● **Short exercise**
How many lines of these records hold the string "pode"? Reply with the number alone.

● **Given data**
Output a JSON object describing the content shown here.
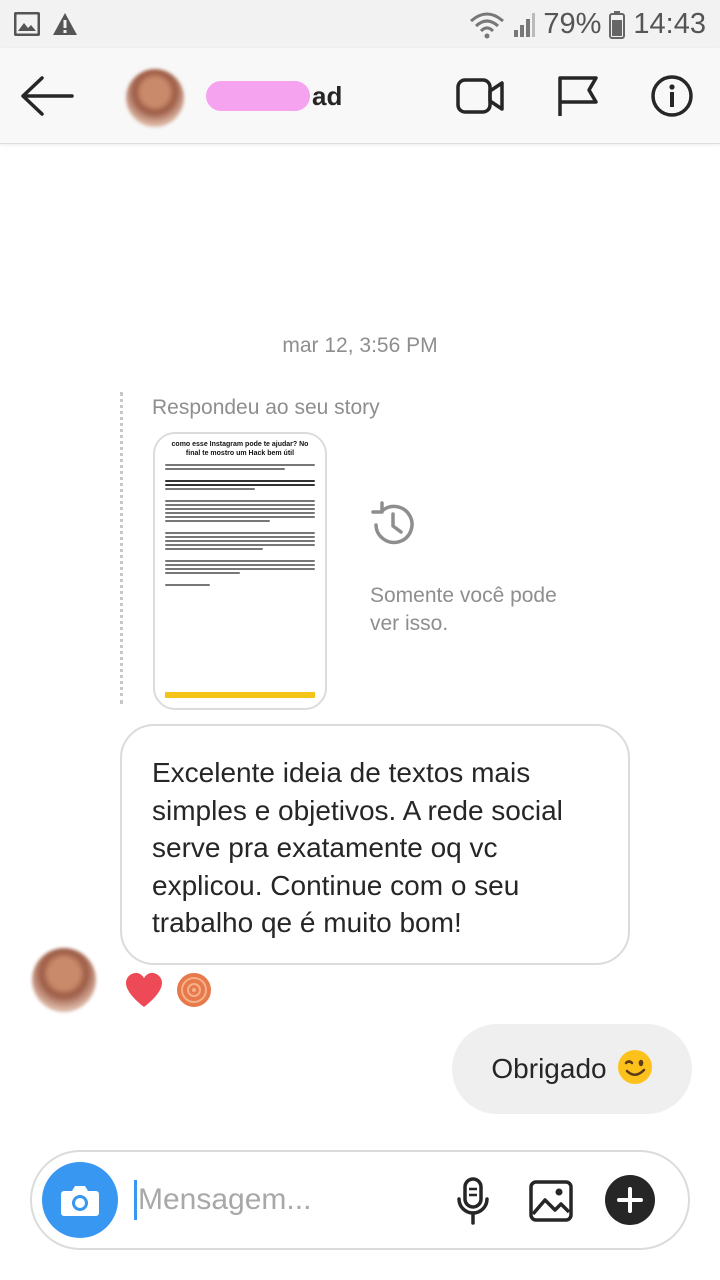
{
  "status_bar": {
    "battery": "79%",
    "time": "14:43",
    "icons": [
      "gallery-icon",
      "warning-icon",
      "wifi-icon",
      "signal-icon",
      "battery-icon"
    ]
  },
  "header": {
    "name_suffix": "ad",
    "icons": [
      "back-arrow-icon",
      "video-call-icon",
      "flag-icon",
      "info-icon"
    ]
  },
  "thread": {
    "timestamp": "mar 12, 3:56 PM",
    "story_reply": {
      "caption": "Respondeu ao seu story",
      "thumbnail_title": "como esse Instagram pode te ajudar? No final te mostro um Hack bem útil",
      "notice": "Somente você pode ver isso."
    },
    "incoming_message": "Excelente ideia de textos mais simples e objetivos. A rede social serve pra exatamente oq vc explicou. Continue com o seu trabalho qe é muito bom!",
    "reactions": [
      "heart-icon",
      "reactor-avatar"
    ],
    "outgoing_message": "Obrigado"
  },
  "composer": {
    "placeholder": "Mensagem...",
    "value": ""
  },
  "colors": {
    "accent": "#3897f0",
    "heart": "#ed4956",
    "text": "#262626",
    "muted": "#8e8e8e",
    "bubble_out": "#efefef"
  }
}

● **The answer**
2